SHORT PROBLEM: Rewrite these lines with "Point" swapped for "Marker" everywhere it occurs, keeping everything else the same.

====== DATASET RECORDS

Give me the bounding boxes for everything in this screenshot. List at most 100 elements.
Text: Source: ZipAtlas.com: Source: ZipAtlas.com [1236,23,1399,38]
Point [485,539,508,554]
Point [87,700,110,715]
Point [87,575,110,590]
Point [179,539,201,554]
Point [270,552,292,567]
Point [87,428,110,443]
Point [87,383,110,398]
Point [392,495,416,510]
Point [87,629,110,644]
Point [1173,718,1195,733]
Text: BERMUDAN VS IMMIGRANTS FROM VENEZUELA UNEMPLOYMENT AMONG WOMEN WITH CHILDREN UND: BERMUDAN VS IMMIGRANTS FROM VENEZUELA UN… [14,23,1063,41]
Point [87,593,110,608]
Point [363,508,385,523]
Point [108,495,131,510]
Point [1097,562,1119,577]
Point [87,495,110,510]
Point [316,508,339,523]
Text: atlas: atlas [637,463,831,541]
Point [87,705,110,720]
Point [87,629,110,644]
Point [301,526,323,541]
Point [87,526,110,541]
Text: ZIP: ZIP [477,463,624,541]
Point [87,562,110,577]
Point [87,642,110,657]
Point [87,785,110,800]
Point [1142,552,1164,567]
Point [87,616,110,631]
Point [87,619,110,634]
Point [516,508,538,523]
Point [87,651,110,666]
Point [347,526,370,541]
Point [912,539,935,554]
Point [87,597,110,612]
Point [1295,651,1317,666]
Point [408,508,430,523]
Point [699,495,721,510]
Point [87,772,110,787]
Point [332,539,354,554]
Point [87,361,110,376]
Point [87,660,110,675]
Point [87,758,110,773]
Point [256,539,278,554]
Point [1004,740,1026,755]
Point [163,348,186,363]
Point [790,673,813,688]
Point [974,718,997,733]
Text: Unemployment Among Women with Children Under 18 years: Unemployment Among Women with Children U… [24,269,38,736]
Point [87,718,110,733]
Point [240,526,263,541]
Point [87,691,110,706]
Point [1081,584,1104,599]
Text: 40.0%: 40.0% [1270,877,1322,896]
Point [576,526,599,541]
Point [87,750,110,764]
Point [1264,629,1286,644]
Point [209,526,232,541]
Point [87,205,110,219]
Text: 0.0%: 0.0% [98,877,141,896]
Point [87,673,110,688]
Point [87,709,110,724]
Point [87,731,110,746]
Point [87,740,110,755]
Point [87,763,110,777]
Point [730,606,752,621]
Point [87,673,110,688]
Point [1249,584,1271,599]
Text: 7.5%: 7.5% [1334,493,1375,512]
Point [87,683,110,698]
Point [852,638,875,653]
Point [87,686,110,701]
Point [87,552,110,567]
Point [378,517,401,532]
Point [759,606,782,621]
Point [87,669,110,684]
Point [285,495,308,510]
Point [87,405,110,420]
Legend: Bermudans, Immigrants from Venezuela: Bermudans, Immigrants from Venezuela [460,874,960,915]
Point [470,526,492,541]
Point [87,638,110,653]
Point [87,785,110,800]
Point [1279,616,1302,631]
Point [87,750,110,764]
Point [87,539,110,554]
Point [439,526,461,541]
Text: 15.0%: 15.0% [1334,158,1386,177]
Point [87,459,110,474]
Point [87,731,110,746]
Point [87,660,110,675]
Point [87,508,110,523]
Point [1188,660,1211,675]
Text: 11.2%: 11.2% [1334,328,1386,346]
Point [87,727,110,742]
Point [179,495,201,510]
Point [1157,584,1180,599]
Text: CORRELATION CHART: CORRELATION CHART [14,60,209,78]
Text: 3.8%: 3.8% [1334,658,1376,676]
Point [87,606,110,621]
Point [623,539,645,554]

============

THE OUTPUT:
Give me the bounding boxes for everything in this screenshot. List at most 100 elements.
Text: Source: ZipAtlas.com: Source: ZipAtlas.com [1236,23,1399,38]
Marker [485,539,508,554]
Marker [87,700,110,715]
Marker [87,575,110,590]
Marker [179,539,201,554]
Marker [270,552,292,567]
Marker [87,428,110,443]
Marker [87,383,110,398]
Marker [392,495,416,510]
Marker [87,629,110,644]
Marker [1173,718,1195,733]
Text: BERMUDAN VS IMMIGRANTS FROM VENEZUELA UNEMPLOYMENT AMONG WOMEN WITH CHILDREN UND: BERMUDAN VS IMMIGRANTS FROM VENEZUELA UN… [14,23,1063,41]
Marker [87,593,110,608]
Marker [363,508,385,523]
Marker [108,495,131,510]
Marker [1097,562,1119,577]
Marker [87,495,110,510]
Marker [316,508,339,523]
Text: atlas: atlas [637,463,831,541]
Marker [87,705,110,720]
Marker [87,629,110,644]
Marker [301,526,323,541]
Marker [87,526,110,541]
Text: ZIP: ZIP [477,463,624,541]
Marker [87,562,110,577]
Marker [87,642,110,657]
Marker [87,785,110,800]
Marker [1142,552,1164,567]
Marker [87,616,110,631]
Marker [87,619,110,634]
Marker [516,508,538,523]
Marker [87,651,110,666]
Marker [347,526,370,541]
Marker [912,539,935,554]
Marker [87,597,110,612]
Marker [1295,651,1317,666]
Marker [408,508,430,523]
Marker [699,495,721,510]
Marker [87,772,110,787]
Marker [332,539,354,554]
Marker [87,361,110,376]
Marker [87,660,110,675]
Marker [87,758,110,773]
Marker [256,539,278,554]
Marker [1004,740,1026,755]
Marker [163,348,186,363]
Marker [790,673,813,688]
Marker [974,718,997,733]
Text: Unemployment Among Women with Children Under 18 years: Unemployment Among Women with Children U… [24,269,38,736]
Marker [87,718,110,733]
Marker [240,526,263,541]
Marker [87,691,110,706]
Marker [1081,584,1104,599]
Text: 40.0%: 40.0% [1270,877,1322,896]
Marker [576,526,599,541]
Marker [87,750,110,764]
Marker [1264,629,1286,644]
Marker [209,526,232,541]
Marker [87,205,110,219]
Text: 0.0%: 0.0% [98,877,141,896]
Marker [87,673,110,688]
Marker [87,709,110,724]
Marker [87,731,110,746]
Marker [87,740,110,755]
Marker [87,763,110,777]
Marker [730,606,752,621]
Marker [87,673,110,688]
Marker [1249,584,1271,599]
Text: 7.5%: 7.5% [1334,493,1375,512]
Marker [87,683,110,698]
Marker [852,638,875,653]
Marker [87,686,110,701]
Marker [87,552,110,567]
Marker [378,517,401,532]
Marker [759,606,782,621]
Marker [87,669,110,684]
Marker [285,495,308,510]
Marker [87,405,110,420]
Legend: Bermudans, Immigrants from Venezuela: Bermudans, Immigrants from Venezuela [460,874,960,915]
Marker [470,526,492,541]
Marker [87,638,110,653]
Marker [87,785,110,800]
Marker [1279,616,1302,631]
Marker [87,750,110,764]
Marker [87,539,110,554]
Marker [439,526,461,541]
Text: 15.0%: 15.0% [1334,158,1386,177]
Marker [87,459,110,474]
Marker [87,731,110,746]
Marker [87,660,110,675]
Marker [87,508,110,523]
Marker [1188,660,1211,675]
Text: 11.2%: 11.2% [1334,328,1386,346]
Marker [87,727,110,742]
Marker [179,495,201,510]
Marker [1157,584,1180,599]
Text: CORRELATION CHART: CORRELATION CHART [14,60,209,78]
Text: 3.8%: 3.8% [1334,658,1376,676]
Marker [87,606,110,621]
Marker [623,539,645,554]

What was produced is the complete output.